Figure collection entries
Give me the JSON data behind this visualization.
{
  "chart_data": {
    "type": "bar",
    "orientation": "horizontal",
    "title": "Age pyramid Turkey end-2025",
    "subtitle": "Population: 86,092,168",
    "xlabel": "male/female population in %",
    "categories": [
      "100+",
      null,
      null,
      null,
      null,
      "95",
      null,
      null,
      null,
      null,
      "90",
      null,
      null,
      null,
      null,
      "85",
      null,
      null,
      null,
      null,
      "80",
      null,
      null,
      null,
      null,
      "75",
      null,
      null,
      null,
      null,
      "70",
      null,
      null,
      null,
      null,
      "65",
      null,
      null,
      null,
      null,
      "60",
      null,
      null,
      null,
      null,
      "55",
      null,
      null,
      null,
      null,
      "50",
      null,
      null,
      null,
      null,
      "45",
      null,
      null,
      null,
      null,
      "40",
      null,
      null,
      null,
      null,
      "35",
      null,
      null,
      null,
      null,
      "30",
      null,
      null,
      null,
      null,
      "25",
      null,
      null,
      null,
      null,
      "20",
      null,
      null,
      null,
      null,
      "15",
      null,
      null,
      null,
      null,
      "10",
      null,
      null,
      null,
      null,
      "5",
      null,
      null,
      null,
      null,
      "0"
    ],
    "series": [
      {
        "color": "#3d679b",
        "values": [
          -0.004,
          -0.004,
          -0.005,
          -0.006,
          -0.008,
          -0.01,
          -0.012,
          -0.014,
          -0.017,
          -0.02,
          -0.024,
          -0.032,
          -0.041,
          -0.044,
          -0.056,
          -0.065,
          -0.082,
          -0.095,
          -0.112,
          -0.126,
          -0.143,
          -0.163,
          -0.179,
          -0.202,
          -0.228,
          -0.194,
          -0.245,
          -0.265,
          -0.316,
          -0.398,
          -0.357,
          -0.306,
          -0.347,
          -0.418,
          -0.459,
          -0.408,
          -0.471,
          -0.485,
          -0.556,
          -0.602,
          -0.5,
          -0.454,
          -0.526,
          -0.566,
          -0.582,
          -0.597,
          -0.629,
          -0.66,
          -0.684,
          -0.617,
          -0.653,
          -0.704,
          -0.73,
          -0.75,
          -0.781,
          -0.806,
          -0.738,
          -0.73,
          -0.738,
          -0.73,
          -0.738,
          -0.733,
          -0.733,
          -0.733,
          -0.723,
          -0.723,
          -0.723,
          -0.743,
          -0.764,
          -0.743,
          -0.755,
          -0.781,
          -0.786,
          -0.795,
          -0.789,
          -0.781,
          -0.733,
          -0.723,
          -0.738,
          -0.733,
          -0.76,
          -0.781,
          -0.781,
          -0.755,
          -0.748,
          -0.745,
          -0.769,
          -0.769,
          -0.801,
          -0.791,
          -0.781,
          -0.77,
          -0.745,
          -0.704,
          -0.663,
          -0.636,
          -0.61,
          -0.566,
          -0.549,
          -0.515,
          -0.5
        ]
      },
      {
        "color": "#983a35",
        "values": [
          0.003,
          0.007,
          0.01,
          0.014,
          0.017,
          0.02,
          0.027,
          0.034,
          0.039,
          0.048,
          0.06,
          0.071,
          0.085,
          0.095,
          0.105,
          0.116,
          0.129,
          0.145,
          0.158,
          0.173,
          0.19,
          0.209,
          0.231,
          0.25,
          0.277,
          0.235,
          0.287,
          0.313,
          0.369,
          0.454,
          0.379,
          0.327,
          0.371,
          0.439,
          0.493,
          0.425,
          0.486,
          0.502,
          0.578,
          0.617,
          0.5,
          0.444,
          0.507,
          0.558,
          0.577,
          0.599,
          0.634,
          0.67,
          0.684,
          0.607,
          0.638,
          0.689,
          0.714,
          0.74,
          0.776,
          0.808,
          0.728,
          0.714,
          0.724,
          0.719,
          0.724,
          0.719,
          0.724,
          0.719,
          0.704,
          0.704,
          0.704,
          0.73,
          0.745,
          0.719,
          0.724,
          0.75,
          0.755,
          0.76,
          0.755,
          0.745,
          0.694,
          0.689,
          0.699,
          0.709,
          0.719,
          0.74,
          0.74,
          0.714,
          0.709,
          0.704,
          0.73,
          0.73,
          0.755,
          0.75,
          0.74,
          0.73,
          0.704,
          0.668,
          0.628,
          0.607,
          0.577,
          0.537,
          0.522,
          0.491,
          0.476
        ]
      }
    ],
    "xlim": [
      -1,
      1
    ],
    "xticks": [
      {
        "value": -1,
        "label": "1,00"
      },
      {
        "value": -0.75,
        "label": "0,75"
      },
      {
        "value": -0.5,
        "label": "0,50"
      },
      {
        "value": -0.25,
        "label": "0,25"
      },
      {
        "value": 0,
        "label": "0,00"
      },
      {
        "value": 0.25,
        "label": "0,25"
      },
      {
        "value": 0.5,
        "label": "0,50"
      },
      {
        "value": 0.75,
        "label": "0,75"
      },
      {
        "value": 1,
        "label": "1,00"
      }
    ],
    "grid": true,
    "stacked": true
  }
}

_EXERCISE OBJECTIVE:_
Write out every entry word for word.

_COMPLETE OUTPUT:_
Give me the JSON data behind this visualization.
{
  "chart_data": {
    "type": "bar",
    "orientation": "horizontal",
    "title": "Age pyramid Turkey end-2025",
    "subtitle": "Population: 86,092,168",
    "xlabel": "male/female population in %",
    "categories": [
      "100+",
      null,
      null,
      null,
      null,
      "95",
      null,
      null,
      null,
      null,
      "90",
      null,
      null,
      null,
      null,
      "85",
      null,
      null,
      null,
      null,
      "80",
      null,
      null,
      null,
      null,
      "75",
      null,
      null,
      null,
      null,
      "70",
      null,
      null,
      null,
      null,
      "65",
      null,
      null,
      null,
      null,
      "60",
      null,
      null,
      null,
      null,
      "55",
      null,
      null,
      null,
      null,
      "50",
      null,
      null,
      null,
      null,
      "45",
      null,
      null,
      null,
      null,
      "40",
      null,
      null,
      null,
      null,
      "35",
      null,
      null,
      null,
      null,
      "30",
      null,
      null,
      null,
      null,
      "25",
      null,
      null,
      null,
      null,
      "20",
      null,
      null,
      null,
      null,
      "15",
      null,
      null,
      null,
      null,
      "10",
      null,
      null,
      null,
      null,
      "5",
      null,
      null,
      null,
      null,
      "0"
    ],
    "series": [
      {
        "color": "#3d679b",
        "values": [
          -0.004,
          -0.004,
          -0.005,
          -0.006,
          -0.008,
          -0.01,
          -0.012,
          -0.014,
          -0.017,
          -0.02,
          -0.024,
          -0.032,
          -0.041,
          -0.044,
          -0.056,
          -0.065,
          -0.082,
          -0.095,
          -0.112,
          -0.126,
          -0.143,
          -0.163,
          -0.179,
          -0.202,
          -0.228,
          -0.194,
          -0.245,
          -0.265,
          -0.316,
          -0.398,
          -0.357,
          -0.306,
          -0.347,
          -0.418,
          -0.459,
          -0.408,
          -0.471,
          -0.485,
          -0.556,
          -0.602,
          -0.5,
          -0.454,
          -0.526,
          -0.566,
          -0.582,
          -0.597,
          -0.629,
          -0.66,
          -0.684,
          -0.617,
          -0.653,
          -0.704,
          -0.73,
          -0.75,
          -0.781,
          -0.806,
          -0.738,
          -0.73,
          -0.738,
          -0.73,
          -0.738,
          -0.733,
          -0.733,
          -0.733,
          -0.723,
          -0.723,
          -0.723,
          -0.743,
          -0.764,
          -0.743,
          -0.755,
          -0.781,
          -0.786,
          -0.795,
          -0.789,
          -0.781,
          -0.733,
          -0.723,
          -0.738,
          -0.733,
          -0.76,
          -0.781,
          -0.781,
          -0.755,
          -0.748,
          -0.745,
          -0.769,
          -0.769,
          -0.801,
          -0.791,
          -0.781,
          -0.77,
          -0.745,
          -0.704,
          -0.663,
          -0.636,
          -0.61,
          -0.566,
          -0.549,
          -0.515,
          -0.5
        ]
      },
      {
        "color": "#983a35",
        "values": [
          0.003,
          0.007,
          0.01,
          0.014,
          0.017,
          0.02,
          0.027,
          0.034,
          0.039,
          0.048,
          0.06,
          0.071,
          0.085,
          0.095,
          0.105,
          0.116,
          0.129,
          0.145,
          0.158,
          0.173,
          0.19,
          0.209,
          0.231,
          0.25,
          0.277,
          0.235,
          0.287,
          0.313,
          0.369,
          0.454,
          0.379,
          0.327,
          0.371,
          0.439,
          0.493,
          0.425,
          0.486,
          0.502,
          0.578,
          0.617,
          0.5,
          0.444,
          0.507,
          0.558,
          0.577,
          0.599,
          0.634,
          0.67,
          0.684,
          0.607,
          0.638,
          0.689,
          0.714,
          0.74,
          0.776,
          0.808,
          0.728,
          0.714,
          0.724,
          0.719,
          0.724,
          0.719,
          0.724,
          0.719,
          0.704,
          0.704,
          0.704,
          0.73,
          0.745,
          0.719,
          0.724,
          0.75,
          0.755,
          0.76,
          0.755,
          0.745,
          0.694,
          0.689,
          0.699,
          0.709,
          0.719,
          0.74,
          0.74,
          0.714,
          0.709,
          0.704,
          0.73,
          0.73,
          0.755,
          0.75,
          0.74,
          0.73,
          0.704,
          0.668,
          0.628,
          0.607,
          0.577,
          0.537,
          0.522,
          0.491,
          0.476
        ]
      }
    ],
    "xlim": [
      -1,
      1
    ],
    "xticks": [
      {
        "value": -1,
        "label": "1,00"
      },
      {
        "value": -0.75,
        "label": "0,75"
      },
      {
        "value": -0.5,
        "label": "0,50"
      },
      {
        "value": -0.25,
        "label": "0,25"
      },
      {
        "value": 0,
        "label": "0,00"
      },
      {
        "value": 0.25,
        "label": "0,25"
      },
      {
        "value": 0.5,
        "label": "0,50"
      },
      {
        "value": 0.75,
        "label": "0,75"
      },
      {
        "value": 1,
        "label": "1,00"
      }
    ],
    "grid": true,
    "stacked": true
  }
}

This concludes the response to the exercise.